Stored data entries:
————
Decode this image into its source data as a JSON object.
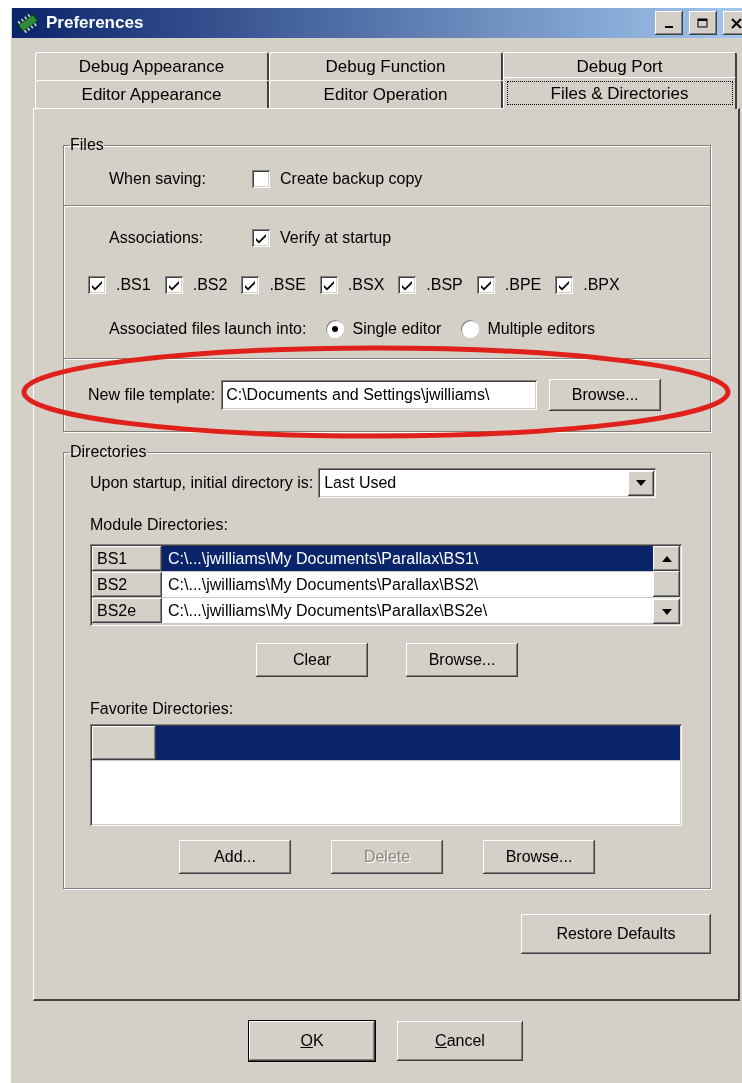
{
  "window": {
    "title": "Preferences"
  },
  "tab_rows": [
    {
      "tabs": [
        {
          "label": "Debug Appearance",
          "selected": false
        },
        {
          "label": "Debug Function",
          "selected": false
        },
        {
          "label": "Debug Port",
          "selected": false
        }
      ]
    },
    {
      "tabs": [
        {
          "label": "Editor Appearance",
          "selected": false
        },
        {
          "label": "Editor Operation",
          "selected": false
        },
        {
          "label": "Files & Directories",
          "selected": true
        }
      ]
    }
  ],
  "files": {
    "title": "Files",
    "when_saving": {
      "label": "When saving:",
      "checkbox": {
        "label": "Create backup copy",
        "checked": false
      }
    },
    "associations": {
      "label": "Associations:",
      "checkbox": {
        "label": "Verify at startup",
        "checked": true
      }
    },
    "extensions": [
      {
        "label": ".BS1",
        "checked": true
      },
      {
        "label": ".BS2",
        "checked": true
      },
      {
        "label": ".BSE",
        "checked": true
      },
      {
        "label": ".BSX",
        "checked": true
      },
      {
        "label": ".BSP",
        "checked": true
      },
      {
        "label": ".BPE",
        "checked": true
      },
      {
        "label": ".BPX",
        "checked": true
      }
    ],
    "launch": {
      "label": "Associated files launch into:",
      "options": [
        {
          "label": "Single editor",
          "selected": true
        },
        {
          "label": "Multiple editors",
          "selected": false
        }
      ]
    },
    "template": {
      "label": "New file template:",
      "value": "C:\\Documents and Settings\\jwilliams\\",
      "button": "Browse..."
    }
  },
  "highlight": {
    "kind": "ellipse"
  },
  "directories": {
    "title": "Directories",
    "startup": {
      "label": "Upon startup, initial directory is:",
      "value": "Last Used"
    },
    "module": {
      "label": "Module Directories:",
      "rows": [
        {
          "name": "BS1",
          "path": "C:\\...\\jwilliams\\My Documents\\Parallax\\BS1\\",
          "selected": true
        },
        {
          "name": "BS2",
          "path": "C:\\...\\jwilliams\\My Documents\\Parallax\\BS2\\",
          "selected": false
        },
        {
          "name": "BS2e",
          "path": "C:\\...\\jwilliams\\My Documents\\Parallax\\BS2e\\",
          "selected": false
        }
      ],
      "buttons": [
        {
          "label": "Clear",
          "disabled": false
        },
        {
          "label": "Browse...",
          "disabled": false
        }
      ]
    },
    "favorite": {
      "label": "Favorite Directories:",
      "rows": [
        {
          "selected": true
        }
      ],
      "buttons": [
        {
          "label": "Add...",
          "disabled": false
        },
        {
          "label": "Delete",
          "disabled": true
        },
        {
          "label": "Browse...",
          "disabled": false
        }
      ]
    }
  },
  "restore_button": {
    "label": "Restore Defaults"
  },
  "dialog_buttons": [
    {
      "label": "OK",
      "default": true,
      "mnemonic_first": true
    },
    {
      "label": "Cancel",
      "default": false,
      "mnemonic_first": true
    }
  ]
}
————
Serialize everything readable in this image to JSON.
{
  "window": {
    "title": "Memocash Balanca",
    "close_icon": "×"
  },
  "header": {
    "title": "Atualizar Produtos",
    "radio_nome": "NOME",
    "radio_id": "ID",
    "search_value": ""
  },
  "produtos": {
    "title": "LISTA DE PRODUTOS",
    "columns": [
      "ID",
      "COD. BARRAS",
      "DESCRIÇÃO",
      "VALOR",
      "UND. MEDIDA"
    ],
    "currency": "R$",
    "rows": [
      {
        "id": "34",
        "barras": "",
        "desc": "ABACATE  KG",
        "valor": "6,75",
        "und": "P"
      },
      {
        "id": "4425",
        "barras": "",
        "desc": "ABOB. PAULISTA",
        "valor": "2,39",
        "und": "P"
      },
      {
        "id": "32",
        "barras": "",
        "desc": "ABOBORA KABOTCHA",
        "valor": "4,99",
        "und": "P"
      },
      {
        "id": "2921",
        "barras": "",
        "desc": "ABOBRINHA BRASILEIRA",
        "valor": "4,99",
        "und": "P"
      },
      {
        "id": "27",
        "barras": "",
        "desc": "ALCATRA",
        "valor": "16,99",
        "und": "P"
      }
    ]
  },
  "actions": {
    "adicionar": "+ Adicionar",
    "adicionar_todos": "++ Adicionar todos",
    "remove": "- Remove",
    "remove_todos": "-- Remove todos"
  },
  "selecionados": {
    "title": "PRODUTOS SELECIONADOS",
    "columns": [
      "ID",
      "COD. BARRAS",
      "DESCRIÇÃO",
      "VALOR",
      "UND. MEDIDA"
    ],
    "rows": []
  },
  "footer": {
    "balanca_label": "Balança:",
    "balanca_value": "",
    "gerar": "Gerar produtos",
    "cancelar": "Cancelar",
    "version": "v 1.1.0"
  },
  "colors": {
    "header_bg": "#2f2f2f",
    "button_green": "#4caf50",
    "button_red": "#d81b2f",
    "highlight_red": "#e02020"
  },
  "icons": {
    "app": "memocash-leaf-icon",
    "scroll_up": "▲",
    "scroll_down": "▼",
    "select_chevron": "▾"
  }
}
————
PROBLEM TO SOLVE —
From the material above, count the lines that include "jwilliams" and give only the total.

COMPLETE OUTPUT —
4